**Exercise task**. Without the pictures, write out all the lines below exactly as they appear.

(Data entries)

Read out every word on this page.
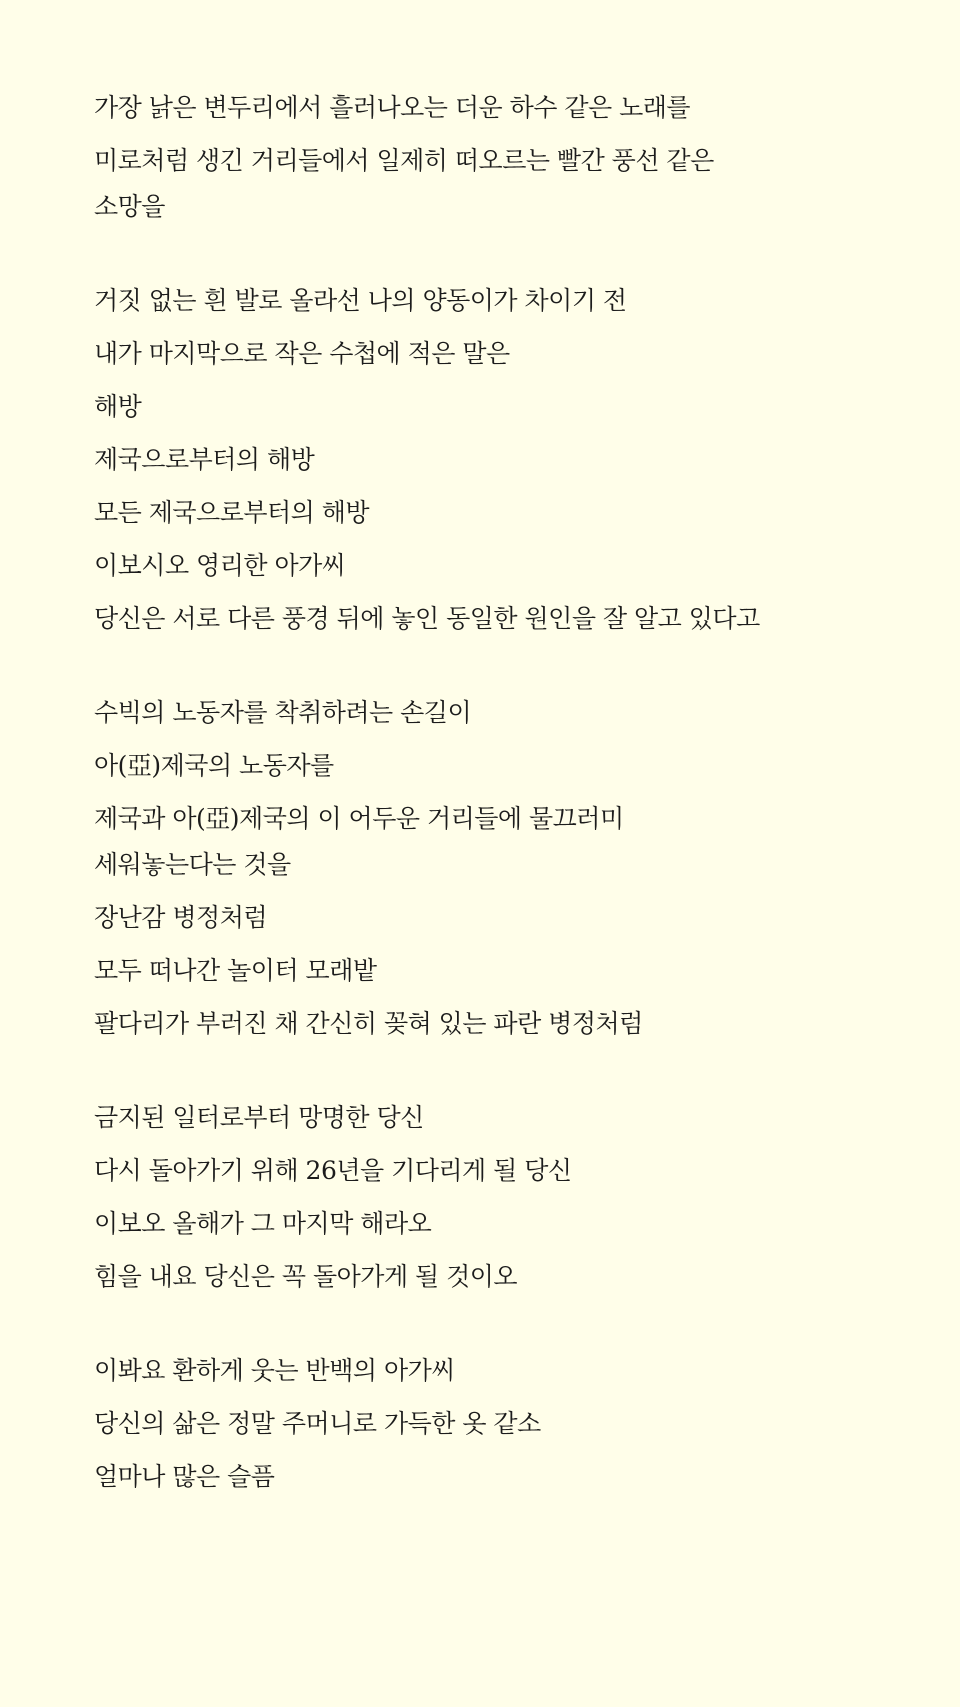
가장 낡은 변두리에서 흘러나오는 더운 하수 같은 노래를

미로처럼 생긴 거리들에서 일제히 떠오르는 빨간 풍선 같은 소망을

거짓 없는 흰 발로 올라선 나의 양동이가 차이기 전

내가 마지막으로 작은 수첩에 적은 말은

해방

제국으로부터의 해방

모든 제국으로부터의 해방

이보시오 영리한 아가씨

당신은 서로 다른 풍경 뒤에 놓인 동일한 원인을 잘 알고 있다고

수빅의 노동자를 착취하려는 손길이

아(亞)제국의 노동자를

제국과 아(亞)제국의 이 어두운 거리들에 물끄러미 세워놓는다는 것을

장난감 병정처럼

모두 떠나간 놀이터 모래밭

팔다리가 부러진 채 간신히 꽂혀 있는 파란 병정처럼

금지된 일터로부터 망명한 당신

다시 돌아가기 위해 26년을 기다리게 될 당신

이보오 올해가 그 마지막 해라오

힘을 내요 당신은 꼭 돌아가게 될 것이오

이봐요 환하게 웃는 반백의 아가씨

당신의 삶은 정말 주머니로 가득한 옷 같소

얼마나 많은 슬픔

**Output for this task**.
Read out every word on this page.
가장 낡은 변두리에서 흘러나오는 더운 하수 같은 노래를

미로처럼 생긴 거리들에서 일제히 떠오르는 빨간 풍선 같은 소망을

거짓 없는 흰 발로 올라선 나의 양동이가 차이기 전

내가 마지막으로 작은 수첩에 적은 말은

해방

제국으로부터의 해방

모든 제국으로부터의 해방

이보시오 영리한 아가씨

당신은 서로 다른 풍경 뒤에 놓인 동일한 원인을 잘 알고 있다고

수빅의 노동자를 착취하려는 손길이

아(亞)제국의 노동자를

제국과 아(亞)제국의 이 어두운 거리들에 물끄러미 세워놓는다는 것을

장난감 병정처럼

모두 떠나간 놀이터 모래밭

팔다리가 부러진 채 간신히 꽂혀 있는 파란 병정처럼

금지된 일터로부터 망명한 당신

다시 돌아가기 위해 26년을 기다리게 될 당신

이보오 올해가 그 마지막 해라오

힘을 내요 당신은 꼭 돌아가게 될 것이오

이봐요 환하게 웃는 반백의 아가씨

당신의 삶은 정말 주머니로 가득한 옷 같소

얼마나 많은 슬픔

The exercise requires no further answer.